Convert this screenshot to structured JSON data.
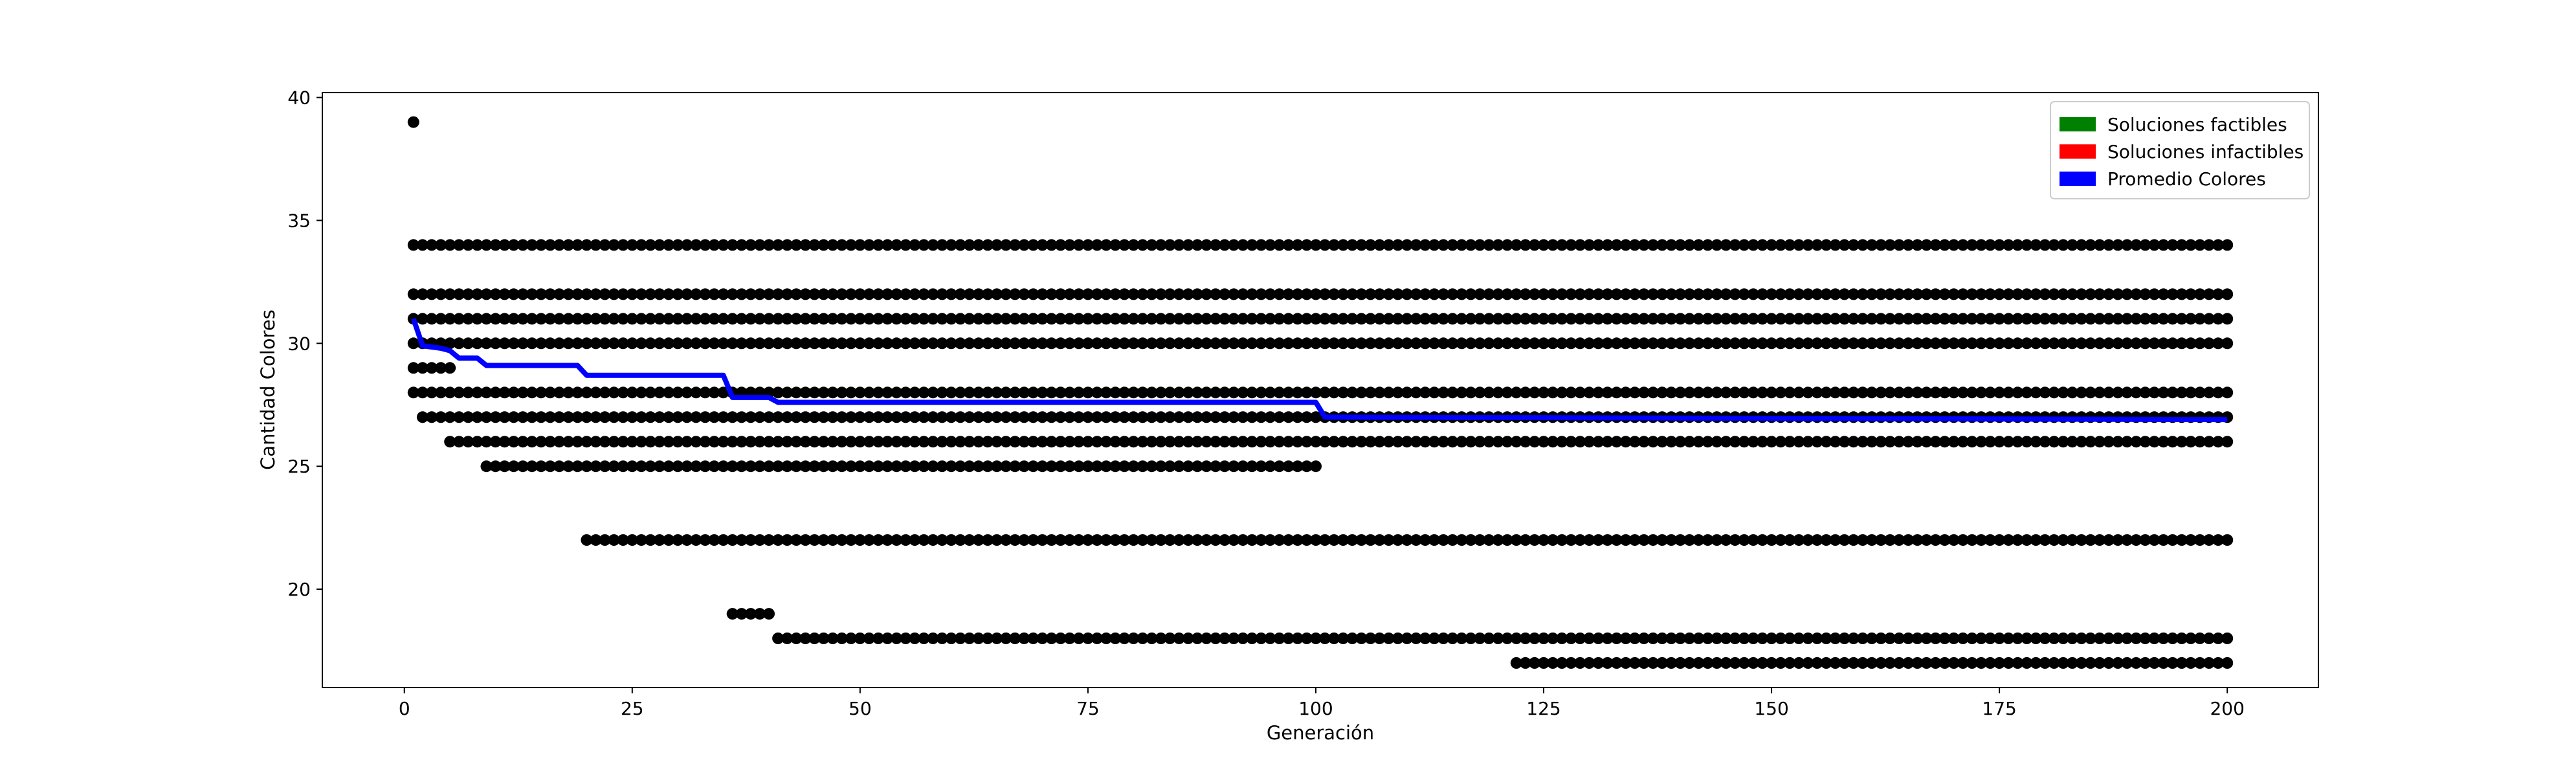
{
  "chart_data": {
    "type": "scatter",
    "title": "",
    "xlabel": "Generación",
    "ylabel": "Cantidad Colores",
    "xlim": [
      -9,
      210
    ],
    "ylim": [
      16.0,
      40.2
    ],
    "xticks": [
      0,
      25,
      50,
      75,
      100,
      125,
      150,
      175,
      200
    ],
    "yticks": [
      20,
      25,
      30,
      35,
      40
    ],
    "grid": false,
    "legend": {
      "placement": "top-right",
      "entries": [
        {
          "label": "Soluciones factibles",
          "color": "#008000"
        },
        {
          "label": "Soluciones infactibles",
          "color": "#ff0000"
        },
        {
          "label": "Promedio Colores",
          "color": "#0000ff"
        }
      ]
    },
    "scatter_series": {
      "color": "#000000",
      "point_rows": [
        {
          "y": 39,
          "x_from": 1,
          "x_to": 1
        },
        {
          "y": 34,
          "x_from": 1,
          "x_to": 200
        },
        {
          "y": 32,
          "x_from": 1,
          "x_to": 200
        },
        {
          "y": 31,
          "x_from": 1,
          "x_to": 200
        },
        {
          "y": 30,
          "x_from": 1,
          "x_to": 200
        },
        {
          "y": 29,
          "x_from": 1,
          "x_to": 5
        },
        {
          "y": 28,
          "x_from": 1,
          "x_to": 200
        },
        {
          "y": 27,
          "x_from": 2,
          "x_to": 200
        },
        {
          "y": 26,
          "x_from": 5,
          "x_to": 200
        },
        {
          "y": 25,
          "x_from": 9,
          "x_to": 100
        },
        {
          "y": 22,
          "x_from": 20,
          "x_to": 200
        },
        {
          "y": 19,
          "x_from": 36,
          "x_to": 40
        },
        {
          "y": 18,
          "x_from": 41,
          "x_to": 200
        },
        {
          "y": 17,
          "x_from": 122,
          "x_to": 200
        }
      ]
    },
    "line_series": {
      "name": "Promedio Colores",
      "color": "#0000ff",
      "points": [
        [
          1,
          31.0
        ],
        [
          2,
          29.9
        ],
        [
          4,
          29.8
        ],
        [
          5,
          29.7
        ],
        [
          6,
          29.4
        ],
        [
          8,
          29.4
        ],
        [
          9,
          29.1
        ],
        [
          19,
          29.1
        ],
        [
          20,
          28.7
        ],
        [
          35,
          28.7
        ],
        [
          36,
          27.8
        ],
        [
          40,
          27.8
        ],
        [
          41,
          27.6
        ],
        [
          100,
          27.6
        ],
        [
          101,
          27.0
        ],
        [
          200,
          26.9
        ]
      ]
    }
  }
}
= = = = =
■ **WHAT YOU ARE ASKED TO DO**: The material above holds pictures; copy everything else in it exactly.

■ **SOLUTION BELOW**:
Convert this screenshot to structured JSON data.
{
  "chart_data": {
    "type": "scatter",
    "title": "",
    "xlabel": "Generación",
    "ylabel": "Cantidad Colores",
    "xlim": [
      -9,
      210
    ],
    "ylim": [
      16.0,
      40.2
    ],
    "xticks": [
      0,
      25,
      50,
      75,
      100,
      125,
      150,
      175,
      200
    ],
    "yticks": [
      20,
      25,
      30,
      35,
      40
    ],
    "grid": false,
    "legend": {
      "placement": "top-right",
      "entries": [
        {
          "label": "Soluciones factibles",
          "color": "#008000"
        },
        {
          "label": "Soluciones infactibles",
          "color": "#ff0000"
        },
        {
          "label": "Promedio Colores",
          "color": "#0000ff"
        }
      ]
    },
    "scatter_series": {
      "color": "#000000",
      "point_rows": [
        {
          "y": 39,
          "x_from": 1,
          "x_to": 1
        },
        {
          "y": 34,
          "x_from": 1,
          "x_to": 200
        },
        {
          "y": 32,
          "x_from": 1,
          "x_to": 200
        },
        {
          "y": 31,
          "x_from": 1,
          "x_to": 200
        },
        {
          "y": 30,
          "x_from": 1,
          "x_to": 200
        },
        {
          "y": 29,
          "x_from": 1,
          "x_to": 5
        },
        {
          "y": 28,
          "x_from": 1,
          "x_to": 200
        },
        {
          "y": 27,
          "x_from": 2,
          "x_to": 200
        },
        {
          "y": 26,
          "x_from": 5,
          "x_to": 200
        },
        {
          "y": 25,
          "x_from": 9,
          "x_to": 100
        },
        {
          "y": 22,
          "x_from": 20,
          "x_to": 200
        },
        {
          "y": 19,
          "x_from": 36,
          "x_to": 40
        },
        {
          "y": 18,
          "x_from": 41,
          "x_to": 200
        },
        {
          "y": 17,
          "x_from": 122,
          "x_to": 200
        }
      ]
    },
    "line_series": {
      "name": "Promedio Colores",
      "color": "#0000ff",
      "points": [
        [
          1,
          31.0
        ],
        [
          2,
          29.9
        ],
        [
          4,
          29.8
        ],
        [
          5,
          29.7
        ],
        [
          6,
          29.4
        ],
        [
          8,
          29.4
        ],
        [
          9,
          29.1
        ],
        [
          19,
          29.1
        ],
        [
          20,
          28.7
        ],
        [
          35,
          28.7
        ],
        [
          36,
          27.8
        ],
        [
          40,
          27.8
        ],
        [
          41,
          27.6
        ],
        [
          100,
          27.6
        ],
        [
          101,
          27.0
        ],
        [
          200,
          26.9
        ]
      ]
    }
  }
}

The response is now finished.